*Problem requirements*
Copy all lines below containing "kind".

*Supplied records*
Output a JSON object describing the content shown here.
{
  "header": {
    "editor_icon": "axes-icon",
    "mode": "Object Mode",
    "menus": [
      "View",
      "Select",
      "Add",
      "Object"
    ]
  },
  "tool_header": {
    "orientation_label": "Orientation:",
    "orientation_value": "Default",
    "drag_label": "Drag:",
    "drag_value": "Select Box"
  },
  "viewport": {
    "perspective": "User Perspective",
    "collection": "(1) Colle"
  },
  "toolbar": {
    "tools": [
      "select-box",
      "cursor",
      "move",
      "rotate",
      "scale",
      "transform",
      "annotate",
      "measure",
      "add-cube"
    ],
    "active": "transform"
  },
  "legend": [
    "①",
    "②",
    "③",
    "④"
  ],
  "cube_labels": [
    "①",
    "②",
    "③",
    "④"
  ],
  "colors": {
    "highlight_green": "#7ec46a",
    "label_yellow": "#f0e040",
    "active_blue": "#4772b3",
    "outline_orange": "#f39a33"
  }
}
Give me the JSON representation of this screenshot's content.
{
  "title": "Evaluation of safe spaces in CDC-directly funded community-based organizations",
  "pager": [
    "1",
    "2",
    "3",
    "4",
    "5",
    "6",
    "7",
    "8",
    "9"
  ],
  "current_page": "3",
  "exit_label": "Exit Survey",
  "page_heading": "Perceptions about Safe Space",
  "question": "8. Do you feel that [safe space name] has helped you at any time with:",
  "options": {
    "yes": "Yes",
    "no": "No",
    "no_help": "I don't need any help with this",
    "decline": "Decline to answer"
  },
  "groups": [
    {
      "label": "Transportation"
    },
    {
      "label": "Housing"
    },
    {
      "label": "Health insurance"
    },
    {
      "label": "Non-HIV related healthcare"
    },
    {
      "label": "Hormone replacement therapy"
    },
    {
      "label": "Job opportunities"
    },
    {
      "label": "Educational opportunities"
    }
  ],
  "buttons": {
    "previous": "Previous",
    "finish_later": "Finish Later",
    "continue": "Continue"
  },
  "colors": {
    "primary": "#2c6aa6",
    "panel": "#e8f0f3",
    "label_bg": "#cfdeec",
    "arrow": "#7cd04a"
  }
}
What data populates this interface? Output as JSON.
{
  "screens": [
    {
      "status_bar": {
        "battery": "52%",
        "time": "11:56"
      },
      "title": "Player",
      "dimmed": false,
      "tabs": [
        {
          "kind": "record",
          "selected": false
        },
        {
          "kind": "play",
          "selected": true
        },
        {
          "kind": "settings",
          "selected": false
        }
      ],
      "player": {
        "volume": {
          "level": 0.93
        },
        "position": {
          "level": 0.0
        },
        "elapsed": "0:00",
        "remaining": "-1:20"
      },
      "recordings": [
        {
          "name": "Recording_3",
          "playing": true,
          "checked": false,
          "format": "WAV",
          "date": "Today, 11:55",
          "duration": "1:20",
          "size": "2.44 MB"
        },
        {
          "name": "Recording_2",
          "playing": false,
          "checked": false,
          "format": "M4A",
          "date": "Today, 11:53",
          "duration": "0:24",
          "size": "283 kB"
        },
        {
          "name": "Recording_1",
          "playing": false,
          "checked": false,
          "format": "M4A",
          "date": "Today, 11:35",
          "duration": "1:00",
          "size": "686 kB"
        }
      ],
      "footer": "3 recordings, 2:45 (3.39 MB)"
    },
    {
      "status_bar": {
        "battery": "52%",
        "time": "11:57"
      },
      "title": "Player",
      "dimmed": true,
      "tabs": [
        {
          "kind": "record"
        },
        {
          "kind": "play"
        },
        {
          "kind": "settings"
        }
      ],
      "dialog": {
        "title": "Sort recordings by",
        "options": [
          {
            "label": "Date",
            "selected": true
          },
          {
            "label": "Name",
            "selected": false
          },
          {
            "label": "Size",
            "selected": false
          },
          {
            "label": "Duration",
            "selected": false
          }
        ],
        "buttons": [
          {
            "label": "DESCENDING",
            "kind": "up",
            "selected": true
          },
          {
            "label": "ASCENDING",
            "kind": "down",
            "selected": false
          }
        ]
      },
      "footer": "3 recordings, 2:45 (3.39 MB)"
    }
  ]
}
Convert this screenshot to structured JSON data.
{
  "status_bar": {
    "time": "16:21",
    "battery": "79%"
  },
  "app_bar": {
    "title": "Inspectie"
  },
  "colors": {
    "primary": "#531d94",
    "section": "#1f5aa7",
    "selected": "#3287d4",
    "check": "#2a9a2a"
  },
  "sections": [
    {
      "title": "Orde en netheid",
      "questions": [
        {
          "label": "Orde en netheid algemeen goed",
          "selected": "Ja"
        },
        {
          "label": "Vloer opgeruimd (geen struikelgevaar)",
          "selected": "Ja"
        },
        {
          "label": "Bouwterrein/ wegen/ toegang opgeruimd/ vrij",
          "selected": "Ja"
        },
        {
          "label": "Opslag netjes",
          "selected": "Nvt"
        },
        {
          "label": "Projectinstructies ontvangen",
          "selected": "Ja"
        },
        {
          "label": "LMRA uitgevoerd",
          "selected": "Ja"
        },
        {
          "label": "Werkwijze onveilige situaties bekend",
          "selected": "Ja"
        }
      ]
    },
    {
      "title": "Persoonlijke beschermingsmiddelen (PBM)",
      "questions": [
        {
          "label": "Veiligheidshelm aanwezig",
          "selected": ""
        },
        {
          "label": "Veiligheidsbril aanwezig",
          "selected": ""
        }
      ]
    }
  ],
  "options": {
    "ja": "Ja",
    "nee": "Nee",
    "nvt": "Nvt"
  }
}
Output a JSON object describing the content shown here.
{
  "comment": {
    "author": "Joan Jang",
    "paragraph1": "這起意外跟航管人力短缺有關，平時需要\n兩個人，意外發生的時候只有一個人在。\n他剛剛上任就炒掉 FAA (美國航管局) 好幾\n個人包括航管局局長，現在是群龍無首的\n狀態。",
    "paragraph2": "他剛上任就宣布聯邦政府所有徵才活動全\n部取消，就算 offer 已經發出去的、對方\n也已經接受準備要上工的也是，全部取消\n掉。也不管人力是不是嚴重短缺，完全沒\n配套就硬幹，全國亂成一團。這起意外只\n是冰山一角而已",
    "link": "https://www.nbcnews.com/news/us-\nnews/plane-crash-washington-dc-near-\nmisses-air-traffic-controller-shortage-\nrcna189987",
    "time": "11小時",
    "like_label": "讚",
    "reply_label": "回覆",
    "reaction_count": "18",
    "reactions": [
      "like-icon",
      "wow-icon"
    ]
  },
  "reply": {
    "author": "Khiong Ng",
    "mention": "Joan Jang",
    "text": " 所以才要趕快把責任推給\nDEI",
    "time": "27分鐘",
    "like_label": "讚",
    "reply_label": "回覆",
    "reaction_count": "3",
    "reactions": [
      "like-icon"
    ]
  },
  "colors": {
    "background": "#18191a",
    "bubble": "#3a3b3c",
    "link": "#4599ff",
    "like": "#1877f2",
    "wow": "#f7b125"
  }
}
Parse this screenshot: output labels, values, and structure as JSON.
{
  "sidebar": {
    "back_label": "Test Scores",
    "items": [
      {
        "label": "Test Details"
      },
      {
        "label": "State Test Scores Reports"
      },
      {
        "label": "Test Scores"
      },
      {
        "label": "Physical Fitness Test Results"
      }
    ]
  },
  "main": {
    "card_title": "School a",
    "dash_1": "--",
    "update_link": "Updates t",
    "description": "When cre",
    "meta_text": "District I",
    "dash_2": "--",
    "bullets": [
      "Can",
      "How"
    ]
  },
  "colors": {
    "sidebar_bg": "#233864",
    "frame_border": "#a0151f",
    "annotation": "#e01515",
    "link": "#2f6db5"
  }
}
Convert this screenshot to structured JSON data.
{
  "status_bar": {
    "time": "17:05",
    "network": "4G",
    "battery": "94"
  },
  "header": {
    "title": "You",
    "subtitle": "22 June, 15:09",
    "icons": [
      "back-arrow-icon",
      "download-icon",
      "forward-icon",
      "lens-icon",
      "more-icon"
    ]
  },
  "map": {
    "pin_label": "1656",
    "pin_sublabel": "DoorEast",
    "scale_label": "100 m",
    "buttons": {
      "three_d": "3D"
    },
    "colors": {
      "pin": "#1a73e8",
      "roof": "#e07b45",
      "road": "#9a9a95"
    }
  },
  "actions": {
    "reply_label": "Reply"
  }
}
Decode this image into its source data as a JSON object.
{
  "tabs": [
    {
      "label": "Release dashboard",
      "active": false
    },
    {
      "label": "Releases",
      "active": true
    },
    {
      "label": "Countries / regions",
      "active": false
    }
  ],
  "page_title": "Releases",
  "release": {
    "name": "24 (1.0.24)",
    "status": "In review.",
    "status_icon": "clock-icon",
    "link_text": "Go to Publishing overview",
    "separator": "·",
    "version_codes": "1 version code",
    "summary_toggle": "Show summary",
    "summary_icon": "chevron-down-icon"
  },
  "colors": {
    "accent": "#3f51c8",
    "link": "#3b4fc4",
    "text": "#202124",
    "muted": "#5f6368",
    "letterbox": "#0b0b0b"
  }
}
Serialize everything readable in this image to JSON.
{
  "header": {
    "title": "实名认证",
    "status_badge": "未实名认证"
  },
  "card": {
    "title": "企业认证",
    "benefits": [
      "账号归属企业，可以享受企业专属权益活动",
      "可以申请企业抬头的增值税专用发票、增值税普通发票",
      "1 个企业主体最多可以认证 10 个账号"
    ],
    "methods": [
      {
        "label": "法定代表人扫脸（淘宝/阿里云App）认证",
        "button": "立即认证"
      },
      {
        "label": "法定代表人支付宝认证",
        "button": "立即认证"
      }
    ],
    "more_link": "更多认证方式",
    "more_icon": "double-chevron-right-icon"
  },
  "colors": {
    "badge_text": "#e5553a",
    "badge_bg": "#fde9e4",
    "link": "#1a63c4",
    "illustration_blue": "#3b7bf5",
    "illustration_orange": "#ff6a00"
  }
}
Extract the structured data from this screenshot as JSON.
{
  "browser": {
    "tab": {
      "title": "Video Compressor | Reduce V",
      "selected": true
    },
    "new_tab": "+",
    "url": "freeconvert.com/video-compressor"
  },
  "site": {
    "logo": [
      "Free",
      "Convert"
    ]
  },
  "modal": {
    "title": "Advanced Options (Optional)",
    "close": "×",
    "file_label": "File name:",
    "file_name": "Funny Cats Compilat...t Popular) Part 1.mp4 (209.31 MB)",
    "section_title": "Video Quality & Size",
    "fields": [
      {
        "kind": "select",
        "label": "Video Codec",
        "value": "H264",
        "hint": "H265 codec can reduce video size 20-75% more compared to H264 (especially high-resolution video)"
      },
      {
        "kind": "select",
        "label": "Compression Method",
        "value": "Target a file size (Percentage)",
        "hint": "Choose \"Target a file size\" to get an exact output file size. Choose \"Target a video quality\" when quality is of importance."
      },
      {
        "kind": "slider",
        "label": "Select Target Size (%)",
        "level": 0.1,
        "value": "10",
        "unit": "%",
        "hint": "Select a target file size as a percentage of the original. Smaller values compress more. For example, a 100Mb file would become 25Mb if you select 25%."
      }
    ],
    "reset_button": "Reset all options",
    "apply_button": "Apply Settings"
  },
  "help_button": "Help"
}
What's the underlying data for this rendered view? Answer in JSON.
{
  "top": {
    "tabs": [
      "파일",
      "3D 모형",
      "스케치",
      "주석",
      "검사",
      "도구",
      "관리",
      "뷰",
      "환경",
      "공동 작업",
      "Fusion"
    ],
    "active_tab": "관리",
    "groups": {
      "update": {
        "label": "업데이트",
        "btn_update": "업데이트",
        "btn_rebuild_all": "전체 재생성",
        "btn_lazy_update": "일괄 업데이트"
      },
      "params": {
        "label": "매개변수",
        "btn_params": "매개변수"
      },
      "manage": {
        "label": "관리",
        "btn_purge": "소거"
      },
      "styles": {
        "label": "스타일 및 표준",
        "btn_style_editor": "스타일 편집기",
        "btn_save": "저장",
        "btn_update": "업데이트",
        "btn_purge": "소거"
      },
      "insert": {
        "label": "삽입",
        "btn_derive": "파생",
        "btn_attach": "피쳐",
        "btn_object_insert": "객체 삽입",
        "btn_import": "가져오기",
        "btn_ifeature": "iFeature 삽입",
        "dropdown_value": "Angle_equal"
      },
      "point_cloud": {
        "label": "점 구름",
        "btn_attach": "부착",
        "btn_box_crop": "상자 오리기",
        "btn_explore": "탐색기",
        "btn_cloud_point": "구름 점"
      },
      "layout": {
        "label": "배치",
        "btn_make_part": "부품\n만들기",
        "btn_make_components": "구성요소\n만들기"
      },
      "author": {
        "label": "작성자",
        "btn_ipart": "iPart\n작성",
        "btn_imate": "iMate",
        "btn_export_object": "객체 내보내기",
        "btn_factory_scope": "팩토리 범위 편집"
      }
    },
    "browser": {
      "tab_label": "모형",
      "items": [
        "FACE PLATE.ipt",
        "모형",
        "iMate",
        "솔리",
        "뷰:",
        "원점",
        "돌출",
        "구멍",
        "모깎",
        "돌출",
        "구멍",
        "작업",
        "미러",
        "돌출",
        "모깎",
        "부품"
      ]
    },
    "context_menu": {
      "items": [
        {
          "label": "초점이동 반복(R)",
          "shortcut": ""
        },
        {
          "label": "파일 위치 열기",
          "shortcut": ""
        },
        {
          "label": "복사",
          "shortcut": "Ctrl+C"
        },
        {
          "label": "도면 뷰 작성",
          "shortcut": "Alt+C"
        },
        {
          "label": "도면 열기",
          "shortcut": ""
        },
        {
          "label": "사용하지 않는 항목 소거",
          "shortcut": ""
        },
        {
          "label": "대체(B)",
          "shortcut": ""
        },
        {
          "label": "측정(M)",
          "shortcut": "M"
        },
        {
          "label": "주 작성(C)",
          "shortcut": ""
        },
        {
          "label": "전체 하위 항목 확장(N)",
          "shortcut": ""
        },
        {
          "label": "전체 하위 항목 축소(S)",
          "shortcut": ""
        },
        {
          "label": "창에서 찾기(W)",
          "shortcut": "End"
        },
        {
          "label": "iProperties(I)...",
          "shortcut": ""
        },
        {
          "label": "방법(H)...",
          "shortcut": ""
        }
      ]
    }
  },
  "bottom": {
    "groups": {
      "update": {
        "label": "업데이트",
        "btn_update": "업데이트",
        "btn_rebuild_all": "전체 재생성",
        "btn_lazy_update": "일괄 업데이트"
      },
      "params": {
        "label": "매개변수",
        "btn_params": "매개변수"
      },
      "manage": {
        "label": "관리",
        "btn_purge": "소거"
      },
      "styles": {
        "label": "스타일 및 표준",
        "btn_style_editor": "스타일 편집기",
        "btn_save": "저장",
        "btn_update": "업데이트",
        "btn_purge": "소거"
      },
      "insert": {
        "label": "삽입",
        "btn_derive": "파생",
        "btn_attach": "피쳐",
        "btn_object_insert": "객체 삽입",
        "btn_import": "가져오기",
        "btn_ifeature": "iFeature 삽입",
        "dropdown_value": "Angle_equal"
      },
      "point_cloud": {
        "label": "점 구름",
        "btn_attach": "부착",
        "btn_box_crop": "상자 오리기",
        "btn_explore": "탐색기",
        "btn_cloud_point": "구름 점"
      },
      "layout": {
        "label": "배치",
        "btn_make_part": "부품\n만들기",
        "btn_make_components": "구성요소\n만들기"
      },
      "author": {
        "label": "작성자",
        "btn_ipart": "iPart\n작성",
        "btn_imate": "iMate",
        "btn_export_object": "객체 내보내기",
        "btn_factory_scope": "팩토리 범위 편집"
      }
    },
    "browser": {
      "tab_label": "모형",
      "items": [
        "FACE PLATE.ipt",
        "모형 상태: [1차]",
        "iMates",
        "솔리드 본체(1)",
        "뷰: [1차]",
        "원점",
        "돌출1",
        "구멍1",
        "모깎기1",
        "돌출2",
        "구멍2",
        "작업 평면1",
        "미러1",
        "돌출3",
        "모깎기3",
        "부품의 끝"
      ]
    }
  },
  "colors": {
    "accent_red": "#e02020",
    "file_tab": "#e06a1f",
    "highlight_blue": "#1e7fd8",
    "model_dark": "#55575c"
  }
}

*Exercise solution*
          "kind": "record",
          "kind": "play",
          "kind": "settings",
          "kind": "record"
          "kind": "play"
          "kind": "settings"
            "kind": "up",
            "kind": "down",
        "kind": "select",
        "kind": "select",
        "kind": "slider",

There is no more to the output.